## Task details
Where a line of the listing below includes the word "your", reproduce that line.

## Data provided
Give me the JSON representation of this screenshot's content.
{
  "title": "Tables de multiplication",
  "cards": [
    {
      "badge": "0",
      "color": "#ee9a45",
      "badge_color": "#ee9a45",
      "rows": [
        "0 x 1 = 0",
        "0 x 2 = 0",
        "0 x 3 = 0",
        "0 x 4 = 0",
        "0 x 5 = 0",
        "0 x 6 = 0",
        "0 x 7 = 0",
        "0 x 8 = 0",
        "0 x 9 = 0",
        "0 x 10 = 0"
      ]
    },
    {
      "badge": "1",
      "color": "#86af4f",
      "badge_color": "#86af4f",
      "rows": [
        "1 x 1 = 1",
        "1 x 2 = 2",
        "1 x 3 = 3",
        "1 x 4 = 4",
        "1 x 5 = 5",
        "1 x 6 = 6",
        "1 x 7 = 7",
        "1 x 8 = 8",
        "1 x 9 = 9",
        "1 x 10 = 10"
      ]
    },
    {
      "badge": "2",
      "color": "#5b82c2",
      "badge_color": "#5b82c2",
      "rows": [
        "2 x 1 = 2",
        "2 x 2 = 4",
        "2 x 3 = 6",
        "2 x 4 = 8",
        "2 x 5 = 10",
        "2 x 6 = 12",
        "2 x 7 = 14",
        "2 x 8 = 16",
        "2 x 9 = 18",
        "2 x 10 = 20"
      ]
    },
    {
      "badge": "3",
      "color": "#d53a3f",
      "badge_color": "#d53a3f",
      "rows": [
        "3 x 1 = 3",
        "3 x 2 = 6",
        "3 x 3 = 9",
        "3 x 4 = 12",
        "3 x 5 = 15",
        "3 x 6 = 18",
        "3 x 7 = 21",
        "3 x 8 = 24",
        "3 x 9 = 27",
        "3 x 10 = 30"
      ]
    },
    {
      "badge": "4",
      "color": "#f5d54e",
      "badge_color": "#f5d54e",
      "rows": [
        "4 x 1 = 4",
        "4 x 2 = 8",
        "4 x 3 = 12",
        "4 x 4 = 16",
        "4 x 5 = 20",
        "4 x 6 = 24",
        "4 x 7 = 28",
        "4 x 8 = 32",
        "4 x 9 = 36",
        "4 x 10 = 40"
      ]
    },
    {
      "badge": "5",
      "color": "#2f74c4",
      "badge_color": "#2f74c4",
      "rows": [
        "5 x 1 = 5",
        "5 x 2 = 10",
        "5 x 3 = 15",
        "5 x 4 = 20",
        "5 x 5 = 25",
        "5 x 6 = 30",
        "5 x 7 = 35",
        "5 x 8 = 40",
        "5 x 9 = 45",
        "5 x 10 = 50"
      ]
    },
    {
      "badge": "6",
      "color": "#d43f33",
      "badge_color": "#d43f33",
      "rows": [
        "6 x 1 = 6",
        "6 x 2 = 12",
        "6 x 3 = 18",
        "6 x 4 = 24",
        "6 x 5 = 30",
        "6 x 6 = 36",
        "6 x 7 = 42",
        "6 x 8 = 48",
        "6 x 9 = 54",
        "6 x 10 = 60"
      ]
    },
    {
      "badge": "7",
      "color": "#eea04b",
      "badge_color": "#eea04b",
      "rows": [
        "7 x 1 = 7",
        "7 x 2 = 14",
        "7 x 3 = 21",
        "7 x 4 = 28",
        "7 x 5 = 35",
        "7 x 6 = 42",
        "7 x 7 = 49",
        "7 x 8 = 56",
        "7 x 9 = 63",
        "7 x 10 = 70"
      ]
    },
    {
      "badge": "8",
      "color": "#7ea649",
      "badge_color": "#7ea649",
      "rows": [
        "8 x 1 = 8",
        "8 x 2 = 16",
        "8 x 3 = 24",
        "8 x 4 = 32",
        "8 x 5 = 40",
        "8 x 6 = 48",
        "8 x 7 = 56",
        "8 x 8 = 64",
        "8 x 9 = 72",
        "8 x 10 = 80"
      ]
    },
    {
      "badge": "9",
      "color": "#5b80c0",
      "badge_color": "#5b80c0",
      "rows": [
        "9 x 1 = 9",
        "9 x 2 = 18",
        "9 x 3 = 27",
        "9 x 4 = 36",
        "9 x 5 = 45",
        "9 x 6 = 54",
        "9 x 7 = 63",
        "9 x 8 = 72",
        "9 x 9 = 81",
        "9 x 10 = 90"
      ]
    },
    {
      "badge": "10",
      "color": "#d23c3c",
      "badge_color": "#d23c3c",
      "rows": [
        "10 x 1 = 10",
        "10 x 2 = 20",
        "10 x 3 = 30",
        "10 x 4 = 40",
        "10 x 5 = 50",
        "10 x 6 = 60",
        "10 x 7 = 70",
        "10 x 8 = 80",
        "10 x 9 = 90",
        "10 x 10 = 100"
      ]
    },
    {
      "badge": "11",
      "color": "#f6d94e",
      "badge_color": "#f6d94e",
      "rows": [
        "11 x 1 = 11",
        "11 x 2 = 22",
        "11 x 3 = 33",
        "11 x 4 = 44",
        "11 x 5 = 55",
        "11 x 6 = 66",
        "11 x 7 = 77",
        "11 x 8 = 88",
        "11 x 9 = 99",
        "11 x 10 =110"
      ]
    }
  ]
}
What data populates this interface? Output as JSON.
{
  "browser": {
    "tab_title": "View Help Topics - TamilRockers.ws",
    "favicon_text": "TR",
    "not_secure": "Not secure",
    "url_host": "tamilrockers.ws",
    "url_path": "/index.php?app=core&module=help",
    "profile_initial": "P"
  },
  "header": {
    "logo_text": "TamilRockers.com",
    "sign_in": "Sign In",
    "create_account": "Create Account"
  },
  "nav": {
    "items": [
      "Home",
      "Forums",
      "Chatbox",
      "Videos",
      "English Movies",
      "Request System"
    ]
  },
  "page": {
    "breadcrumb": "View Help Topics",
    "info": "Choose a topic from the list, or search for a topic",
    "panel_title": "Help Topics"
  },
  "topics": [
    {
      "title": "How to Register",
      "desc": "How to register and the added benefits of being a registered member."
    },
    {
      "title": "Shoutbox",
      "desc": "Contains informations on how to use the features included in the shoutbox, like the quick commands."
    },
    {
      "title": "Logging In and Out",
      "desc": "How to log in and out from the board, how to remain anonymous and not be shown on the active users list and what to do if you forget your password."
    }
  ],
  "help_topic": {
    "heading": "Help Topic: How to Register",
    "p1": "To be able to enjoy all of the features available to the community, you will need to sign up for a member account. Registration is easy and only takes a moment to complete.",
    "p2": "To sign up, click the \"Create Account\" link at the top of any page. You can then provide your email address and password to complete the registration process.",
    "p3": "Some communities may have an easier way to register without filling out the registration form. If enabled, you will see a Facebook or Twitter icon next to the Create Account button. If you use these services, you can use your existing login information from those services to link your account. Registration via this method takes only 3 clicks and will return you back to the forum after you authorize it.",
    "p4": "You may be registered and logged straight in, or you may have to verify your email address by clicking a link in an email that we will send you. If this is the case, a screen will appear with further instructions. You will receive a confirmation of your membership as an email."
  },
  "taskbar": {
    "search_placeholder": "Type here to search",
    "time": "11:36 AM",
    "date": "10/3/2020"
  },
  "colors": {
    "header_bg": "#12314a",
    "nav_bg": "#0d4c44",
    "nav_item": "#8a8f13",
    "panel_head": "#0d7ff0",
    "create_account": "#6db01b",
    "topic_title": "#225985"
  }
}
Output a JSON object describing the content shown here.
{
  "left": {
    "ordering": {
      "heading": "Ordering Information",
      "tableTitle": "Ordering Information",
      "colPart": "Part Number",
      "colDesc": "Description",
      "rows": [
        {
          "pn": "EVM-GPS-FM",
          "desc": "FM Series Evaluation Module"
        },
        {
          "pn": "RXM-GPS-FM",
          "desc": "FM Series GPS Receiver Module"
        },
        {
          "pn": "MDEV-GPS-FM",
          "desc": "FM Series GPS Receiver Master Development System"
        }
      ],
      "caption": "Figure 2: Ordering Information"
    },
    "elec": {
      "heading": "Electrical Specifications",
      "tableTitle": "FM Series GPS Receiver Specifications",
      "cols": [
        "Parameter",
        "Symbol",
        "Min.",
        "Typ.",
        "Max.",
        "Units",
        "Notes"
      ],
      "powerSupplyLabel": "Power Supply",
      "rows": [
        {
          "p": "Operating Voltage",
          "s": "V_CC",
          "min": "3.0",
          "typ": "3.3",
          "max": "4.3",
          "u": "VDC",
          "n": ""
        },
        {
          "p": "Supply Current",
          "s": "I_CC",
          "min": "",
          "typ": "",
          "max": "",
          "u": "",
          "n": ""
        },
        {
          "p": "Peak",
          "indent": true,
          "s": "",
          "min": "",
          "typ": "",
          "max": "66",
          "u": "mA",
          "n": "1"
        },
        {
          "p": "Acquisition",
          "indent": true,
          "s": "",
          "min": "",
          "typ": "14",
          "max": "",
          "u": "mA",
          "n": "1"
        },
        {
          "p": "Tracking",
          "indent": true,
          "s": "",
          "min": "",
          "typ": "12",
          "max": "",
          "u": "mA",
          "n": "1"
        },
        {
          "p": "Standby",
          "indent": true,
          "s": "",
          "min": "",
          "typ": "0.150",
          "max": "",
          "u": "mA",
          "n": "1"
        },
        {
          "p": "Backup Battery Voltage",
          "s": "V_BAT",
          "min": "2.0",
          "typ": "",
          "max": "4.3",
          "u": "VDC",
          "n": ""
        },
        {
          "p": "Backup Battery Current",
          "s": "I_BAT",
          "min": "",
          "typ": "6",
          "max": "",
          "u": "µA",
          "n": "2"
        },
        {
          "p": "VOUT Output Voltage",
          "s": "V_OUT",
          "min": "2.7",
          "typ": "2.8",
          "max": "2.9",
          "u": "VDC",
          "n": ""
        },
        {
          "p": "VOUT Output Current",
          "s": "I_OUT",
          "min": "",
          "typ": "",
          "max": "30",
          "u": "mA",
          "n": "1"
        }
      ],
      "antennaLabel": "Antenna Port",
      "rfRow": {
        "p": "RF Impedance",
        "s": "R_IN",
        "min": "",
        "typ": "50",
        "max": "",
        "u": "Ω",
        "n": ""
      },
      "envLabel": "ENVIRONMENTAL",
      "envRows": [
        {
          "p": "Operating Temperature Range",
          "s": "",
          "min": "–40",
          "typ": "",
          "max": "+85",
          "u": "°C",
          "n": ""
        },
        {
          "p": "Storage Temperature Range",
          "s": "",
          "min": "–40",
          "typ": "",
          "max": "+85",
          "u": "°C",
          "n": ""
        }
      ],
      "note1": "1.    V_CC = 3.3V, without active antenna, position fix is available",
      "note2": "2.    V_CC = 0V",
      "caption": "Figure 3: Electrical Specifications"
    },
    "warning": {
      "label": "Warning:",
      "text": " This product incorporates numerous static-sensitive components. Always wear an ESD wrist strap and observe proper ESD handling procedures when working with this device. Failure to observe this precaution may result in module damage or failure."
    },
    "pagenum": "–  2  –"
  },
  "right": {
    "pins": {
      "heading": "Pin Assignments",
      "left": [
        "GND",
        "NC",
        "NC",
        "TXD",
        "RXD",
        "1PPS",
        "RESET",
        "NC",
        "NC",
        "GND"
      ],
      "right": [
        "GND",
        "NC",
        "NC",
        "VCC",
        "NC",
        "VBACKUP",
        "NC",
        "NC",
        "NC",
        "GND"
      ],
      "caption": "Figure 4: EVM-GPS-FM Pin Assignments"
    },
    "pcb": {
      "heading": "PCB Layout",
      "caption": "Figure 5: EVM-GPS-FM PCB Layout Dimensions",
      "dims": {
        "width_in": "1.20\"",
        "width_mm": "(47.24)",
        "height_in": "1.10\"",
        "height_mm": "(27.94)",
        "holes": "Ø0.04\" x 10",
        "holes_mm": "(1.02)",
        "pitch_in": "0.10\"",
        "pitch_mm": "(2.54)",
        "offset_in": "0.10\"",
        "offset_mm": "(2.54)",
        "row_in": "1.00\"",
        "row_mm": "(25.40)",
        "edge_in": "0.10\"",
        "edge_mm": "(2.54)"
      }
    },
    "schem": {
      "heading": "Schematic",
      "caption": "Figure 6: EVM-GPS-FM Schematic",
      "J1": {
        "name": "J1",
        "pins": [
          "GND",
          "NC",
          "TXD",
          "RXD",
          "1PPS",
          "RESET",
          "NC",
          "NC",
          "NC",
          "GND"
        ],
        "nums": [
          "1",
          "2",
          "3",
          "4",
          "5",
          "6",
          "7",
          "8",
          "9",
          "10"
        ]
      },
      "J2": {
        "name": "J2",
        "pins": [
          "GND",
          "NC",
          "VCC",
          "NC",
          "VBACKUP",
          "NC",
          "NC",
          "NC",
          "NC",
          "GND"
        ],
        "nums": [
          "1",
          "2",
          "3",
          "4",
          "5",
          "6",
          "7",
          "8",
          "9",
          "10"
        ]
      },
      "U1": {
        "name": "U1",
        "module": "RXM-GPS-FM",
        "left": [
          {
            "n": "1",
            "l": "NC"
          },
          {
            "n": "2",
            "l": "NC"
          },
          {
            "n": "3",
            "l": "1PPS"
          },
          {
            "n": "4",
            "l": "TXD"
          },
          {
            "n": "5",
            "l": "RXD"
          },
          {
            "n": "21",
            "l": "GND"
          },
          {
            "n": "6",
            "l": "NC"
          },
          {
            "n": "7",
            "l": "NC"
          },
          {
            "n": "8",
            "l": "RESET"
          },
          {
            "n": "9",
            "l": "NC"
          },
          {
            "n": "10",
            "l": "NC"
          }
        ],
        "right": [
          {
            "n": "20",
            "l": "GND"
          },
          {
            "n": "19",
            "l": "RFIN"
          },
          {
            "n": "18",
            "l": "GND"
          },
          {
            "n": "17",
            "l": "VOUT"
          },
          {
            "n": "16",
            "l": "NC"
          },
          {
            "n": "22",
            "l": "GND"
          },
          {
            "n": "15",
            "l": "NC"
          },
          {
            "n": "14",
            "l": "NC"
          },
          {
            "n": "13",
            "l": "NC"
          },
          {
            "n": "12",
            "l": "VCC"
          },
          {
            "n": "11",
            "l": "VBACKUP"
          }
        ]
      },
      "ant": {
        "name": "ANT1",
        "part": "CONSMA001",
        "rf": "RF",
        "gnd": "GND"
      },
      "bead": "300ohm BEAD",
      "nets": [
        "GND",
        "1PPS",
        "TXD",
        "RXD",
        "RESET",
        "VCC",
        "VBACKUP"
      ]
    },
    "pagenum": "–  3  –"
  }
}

## Task output
      "desc": "How to log in and out from the board, how to remain anonymous and not be shown on the active users list and what to do if you forget your password."
    "p2": "To sign up, click the \"Create Account\" link at the top of any page. You can then provide your email address and password to complete the registration process.",
    "p3": "Some communities may have an easier way to register without filling out the registration form. If enabled, you will see a Facebook or Twitter icon next to the Create Account button. If you use these services, you can use your existing login information from those services to link your account. Registration via this method takes only 3 clicks and will return you back to the forum after you authorize it.",
    "p4": "You may be registered and logged straight in, or you may have to verify your email address by clicking a link in an email that we will send you. If this is the case, a screen will appear with further instructions. You will receive a confirmation of your membership as an email."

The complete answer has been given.